Show each line from the listing that includes the word "ylabel".
-- Start EXERCISE MATERIAL --
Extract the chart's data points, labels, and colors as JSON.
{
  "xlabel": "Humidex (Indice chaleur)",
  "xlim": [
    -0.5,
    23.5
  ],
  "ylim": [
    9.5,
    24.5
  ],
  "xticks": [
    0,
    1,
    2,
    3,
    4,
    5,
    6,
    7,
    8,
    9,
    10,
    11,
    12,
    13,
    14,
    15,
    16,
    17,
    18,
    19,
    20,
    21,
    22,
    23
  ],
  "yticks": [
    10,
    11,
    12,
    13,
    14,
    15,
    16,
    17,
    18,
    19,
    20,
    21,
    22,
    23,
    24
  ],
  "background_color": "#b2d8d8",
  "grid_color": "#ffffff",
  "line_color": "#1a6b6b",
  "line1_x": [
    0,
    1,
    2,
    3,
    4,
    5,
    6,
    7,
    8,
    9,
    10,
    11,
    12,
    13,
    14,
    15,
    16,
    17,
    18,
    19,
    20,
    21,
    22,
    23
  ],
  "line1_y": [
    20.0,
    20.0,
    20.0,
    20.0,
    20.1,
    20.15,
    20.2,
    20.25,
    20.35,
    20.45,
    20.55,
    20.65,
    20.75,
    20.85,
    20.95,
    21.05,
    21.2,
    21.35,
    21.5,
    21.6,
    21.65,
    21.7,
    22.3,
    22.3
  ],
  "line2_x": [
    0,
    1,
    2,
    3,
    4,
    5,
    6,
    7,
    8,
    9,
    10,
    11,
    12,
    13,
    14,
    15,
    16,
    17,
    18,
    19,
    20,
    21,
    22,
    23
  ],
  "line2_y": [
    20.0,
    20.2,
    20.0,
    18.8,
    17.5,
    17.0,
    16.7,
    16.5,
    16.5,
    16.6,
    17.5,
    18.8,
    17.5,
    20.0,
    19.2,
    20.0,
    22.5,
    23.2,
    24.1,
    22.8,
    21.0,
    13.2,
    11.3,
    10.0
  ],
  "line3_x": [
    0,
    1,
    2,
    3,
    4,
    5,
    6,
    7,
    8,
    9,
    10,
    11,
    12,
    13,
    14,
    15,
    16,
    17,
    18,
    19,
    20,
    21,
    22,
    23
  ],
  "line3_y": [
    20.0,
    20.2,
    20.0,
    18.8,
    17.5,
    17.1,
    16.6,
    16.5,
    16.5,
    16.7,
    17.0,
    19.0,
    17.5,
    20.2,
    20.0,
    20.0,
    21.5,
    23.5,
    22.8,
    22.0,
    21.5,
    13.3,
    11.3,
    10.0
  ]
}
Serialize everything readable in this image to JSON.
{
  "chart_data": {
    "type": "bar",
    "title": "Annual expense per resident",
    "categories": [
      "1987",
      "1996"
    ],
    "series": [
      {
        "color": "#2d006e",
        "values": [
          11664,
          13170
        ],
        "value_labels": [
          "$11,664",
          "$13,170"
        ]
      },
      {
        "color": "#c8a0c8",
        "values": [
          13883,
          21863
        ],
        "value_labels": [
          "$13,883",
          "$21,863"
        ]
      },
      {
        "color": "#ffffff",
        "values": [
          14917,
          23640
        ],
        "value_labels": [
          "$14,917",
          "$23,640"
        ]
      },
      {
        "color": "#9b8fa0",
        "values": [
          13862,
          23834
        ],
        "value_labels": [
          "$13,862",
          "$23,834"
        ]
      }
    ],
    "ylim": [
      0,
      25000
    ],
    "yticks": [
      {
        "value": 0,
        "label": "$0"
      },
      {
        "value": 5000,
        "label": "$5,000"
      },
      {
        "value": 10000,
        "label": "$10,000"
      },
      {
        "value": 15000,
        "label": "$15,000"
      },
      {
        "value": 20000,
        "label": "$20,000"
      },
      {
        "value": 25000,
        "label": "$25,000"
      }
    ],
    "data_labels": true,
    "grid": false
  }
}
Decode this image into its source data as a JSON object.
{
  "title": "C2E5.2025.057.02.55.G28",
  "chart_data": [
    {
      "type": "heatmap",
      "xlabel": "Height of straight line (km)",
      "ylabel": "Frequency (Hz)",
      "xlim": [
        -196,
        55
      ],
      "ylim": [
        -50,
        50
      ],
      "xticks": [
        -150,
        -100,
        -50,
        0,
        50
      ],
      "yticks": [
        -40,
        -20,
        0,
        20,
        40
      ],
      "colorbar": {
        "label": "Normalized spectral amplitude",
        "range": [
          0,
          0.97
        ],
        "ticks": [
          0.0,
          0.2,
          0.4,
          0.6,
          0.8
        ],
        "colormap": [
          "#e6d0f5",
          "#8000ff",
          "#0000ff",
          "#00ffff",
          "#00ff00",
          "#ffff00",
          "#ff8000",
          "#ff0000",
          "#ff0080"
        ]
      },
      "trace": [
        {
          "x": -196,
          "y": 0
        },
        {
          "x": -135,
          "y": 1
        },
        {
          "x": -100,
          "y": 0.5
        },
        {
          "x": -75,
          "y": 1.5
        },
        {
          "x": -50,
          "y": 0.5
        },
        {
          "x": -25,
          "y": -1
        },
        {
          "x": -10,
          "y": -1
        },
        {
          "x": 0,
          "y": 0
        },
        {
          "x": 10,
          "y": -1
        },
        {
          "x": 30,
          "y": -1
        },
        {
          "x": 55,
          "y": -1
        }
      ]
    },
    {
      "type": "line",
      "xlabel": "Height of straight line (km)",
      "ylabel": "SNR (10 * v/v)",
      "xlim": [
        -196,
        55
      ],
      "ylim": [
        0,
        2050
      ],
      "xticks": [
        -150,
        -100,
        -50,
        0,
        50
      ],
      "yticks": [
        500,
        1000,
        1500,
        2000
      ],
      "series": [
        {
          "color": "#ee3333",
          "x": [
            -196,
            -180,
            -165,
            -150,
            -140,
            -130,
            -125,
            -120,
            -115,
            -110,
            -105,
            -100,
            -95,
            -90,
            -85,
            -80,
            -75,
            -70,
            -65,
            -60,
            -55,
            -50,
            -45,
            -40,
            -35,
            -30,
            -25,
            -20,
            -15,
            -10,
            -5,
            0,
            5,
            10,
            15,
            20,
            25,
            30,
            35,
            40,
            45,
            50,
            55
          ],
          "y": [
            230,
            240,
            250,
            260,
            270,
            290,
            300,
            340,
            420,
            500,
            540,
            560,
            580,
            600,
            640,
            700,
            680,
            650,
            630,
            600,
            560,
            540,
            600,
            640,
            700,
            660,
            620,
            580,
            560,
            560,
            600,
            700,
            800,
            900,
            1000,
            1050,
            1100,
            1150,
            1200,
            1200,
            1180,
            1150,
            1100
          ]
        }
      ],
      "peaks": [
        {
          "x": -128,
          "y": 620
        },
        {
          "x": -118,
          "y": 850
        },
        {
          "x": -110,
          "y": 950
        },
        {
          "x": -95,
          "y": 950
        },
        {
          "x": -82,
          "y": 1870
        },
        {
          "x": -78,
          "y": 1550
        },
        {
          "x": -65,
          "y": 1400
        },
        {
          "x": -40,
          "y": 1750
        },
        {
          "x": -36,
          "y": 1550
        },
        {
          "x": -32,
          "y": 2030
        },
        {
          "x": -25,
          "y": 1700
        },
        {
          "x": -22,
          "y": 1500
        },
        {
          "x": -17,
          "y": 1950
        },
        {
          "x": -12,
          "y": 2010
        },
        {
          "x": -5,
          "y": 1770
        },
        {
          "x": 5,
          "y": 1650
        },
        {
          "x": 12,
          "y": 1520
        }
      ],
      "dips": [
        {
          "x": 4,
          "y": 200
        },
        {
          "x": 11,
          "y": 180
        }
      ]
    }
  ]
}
-- End EXERCISE MATERIAL --
WRITTEN SOLUTION:
      "ylabel": "Frequency (Hz)",
      "ylabel": "SNR (10 * v/v)",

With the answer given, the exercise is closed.